◆ Opdracht 1
Zet het deel van de lijst dat begint met de regel met "bullet-item: [27, 547, 445, 584]" en eindigt met de regel met "step-number: 4.: [27, 257, 40, 274]", beide inbegrepen, om in een genummerde lijst zonder lege regels.

◆ Fragment
○ ○ ○ ○ ○
Heiligen van de dag
- Dit evenement is voorbij.
Heiligen van de dag
7 april
De heilige Georgios, bisschop van Mitylene op Lesbos, had zijn diocees gedurende lange jaren als een trouwe beheerder van Christus’ kudde bestuurd.
In zijn ouderdom werd hij wegens het verdedigen van de iconenverering naar Chersonesos verbannen, waar hij gestorven is in 816.
De heilige Kalliopos, de jonge zoon van de rijke christen weduwe Theoklia, te Pergos in Pamfylië. Hij genoot een zorgvuldige opvoeding; toen de vervolging uitbrak, zond zijn moeder hem in een kist, samen met veel andere goederen en een stoet bedienden, naar een van haar bezittingen in een rustiger gebied.
Dit mooie plan mislukte echter. Buiten de stad was de jongen uit zijn kist gekropen en nieuwsgierig liep hij rond in hun eerste aanlegplaats, de havenstad Pompeiopolis. Daar kwam hij in een discussie terecht waardoor bleek dat hij christen was. Hij werd gegrepen en voor de prefect gebracht. Toen deze zijn naam hoorde en zijn rijkdom zag, stelde hij hem voor dat geloof te laten varen en zijn dochter te trouwen. Kalliopos antwoordde dat hij niet kon trouwen zonder toestemming van zijn moeder, en dat er bovendien geen sprake van kon zijn dat hij het christendom zou afzweren. De prefect stelde toen zijn standvastigheid op de proef door hem te laten geselen met loden zwepen, en toen hij de jongeman hiermee niet kon klein krijgen deed hij hem de foltering van het messenrad ondergaan, waardoor zijn lichaam van onder tot boven verscheurd werd. In deze toestand werd hij in de gevangenis geworpen.
○ ○ ○ ○ ○
◆ Aangeleverde lijst

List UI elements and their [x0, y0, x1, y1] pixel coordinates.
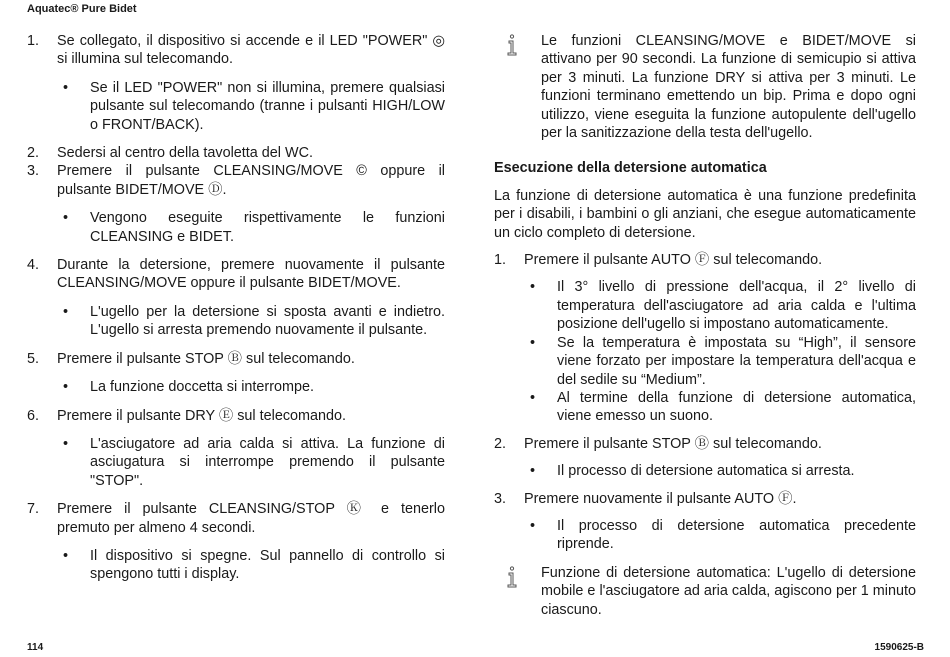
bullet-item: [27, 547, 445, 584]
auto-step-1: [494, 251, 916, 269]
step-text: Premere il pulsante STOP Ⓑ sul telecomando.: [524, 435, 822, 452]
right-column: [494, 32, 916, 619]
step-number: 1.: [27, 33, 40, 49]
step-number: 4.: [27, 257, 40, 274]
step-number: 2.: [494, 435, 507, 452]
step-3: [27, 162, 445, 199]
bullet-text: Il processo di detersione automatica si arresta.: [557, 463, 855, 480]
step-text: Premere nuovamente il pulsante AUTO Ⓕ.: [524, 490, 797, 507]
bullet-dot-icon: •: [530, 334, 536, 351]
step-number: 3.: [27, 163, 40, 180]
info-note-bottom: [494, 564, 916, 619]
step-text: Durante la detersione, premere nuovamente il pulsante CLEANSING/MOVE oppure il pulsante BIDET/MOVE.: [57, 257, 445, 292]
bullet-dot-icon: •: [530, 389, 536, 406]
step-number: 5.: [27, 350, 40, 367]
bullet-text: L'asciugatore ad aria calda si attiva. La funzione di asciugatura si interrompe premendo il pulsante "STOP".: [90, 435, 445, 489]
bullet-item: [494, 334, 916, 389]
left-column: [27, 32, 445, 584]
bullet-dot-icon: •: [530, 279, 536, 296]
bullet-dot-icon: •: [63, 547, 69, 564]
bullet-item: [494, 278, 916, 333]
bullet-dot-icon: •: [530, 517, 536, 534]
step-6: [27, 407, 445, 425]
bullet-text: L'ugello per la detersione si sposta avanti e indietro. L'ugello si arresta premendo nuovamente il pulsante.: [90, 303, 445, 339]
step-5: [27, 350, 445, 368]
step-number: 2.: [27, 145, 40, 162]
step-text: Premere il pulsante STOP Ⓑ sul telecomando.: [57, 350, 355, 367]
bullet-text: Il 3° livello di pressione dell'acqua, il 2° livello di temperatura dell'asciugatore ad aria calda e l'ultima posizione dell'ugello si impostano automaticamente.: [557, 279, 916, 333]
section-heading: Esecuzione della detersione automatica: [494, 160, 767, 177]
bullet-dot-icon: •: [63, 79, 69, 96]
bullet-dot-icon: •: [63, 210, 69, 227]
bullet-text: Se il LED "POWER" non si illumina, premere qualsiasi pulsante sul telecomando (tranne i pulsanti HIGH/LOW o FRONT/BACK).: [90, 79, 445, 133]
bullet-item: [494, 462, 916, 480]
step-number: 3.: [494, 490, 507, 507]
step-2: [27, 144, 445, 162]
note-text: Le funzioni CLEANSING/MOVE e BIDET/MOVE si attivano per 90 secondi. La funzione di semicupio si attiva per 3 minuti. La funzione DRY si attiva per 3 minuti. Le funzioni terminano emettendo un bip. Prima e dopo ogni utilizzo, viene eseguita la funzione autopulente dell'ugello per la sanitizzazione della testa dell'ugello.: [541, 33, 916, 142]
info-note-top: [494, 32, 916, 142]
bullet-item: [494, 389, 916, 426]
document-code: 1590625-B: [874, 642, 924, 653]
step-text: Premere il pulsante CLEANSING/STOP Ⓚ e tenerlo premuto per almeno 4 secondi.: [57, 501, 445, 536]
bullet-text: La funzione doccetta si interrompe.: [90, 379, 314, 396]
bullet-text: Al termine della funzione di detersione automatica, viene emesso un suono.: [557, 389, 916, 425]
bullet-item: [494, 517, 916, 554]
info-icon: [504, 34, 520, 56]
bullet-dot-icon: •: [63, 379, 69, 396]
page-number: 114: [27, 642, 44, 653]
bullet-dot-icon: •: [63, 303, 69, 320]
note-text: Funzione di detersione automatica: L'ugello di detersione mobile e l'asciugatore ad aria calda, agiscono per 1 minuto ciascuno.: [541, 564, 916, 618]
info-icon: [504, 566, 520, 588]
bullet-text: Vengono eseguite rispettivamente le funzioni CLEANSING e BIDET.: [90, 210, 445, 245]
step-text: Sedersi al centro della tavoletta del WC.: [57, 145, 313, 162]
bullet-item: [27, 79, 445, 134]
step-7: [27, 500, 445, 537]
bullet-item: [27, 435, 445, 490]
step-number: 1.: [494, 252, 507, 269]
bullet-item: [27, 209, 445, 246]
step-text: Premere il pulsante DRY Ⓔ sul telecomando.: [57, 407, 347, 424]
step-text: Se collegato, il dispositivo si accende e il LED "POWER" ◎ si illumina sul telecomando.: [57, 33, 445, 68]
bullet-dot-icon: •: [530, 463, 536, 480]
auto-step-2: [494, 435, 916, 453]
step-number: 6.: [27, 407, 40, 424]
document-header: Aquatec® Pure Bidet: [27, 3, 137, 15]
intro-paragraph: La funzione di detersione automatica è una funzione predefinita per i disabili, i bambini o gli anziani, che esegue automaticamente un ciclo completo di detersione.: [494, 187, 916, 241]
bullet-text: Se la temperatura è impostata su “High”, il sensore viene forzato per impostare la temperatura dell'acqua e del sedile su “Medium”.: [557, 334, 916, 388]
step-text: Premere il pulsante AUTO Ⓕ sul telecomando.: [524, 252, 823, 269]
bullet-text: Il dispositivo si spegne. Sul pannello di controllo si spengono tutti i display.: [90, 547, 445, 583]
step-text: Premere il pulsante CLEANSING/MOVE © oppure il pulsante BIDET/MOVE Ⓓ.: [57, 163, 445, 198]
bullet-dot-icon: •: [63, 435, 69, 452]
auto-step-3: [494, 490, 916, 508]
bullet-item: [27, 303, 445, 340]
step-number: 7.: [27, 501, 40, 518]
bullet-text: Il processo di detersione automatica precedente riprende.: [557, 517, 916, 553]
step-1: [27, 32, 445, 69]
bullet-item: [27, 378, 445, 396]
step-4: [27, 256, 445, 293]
○ ○ ○ ○ ○
◆ Opdracht 2
Schrijf het deel van het fragment dat begint met de woorden "De heilige Kalliopos, de" en eindigt met "een rustiger gebied." opnieuw uit, met "Lycië" in plaats van "Pamfylië".

◆ Verwachte uitvoer 1
1. bullet-item: [27, 547, 445, 584]
2. auto-step-1: [494, 251, 916, 269]
3. step-text: Premere il pulsante STOP Ⓑ sul telecomando.: [524, 435, 822, 452]
4. right-column: [494, 32, 916, 619]
5. step-number: 1.: [27, 33, 40, 49]
6. step-number: 4.: [27, 257, 40, 274]

◆ Verwachte uitvoer 2
De heilige Kalliopos, de jonge zoon van de rijke christen weduwe Theoklia, te Pergos in Lycië. Hij genoot een zorgvuldige opvoeding; toen de vervolging uitbrak, zond zijn moeder hem in een kist, samen met veel andere goederen en een stoet bedienden, naar een van haar bezittingen in een rustiger gebied.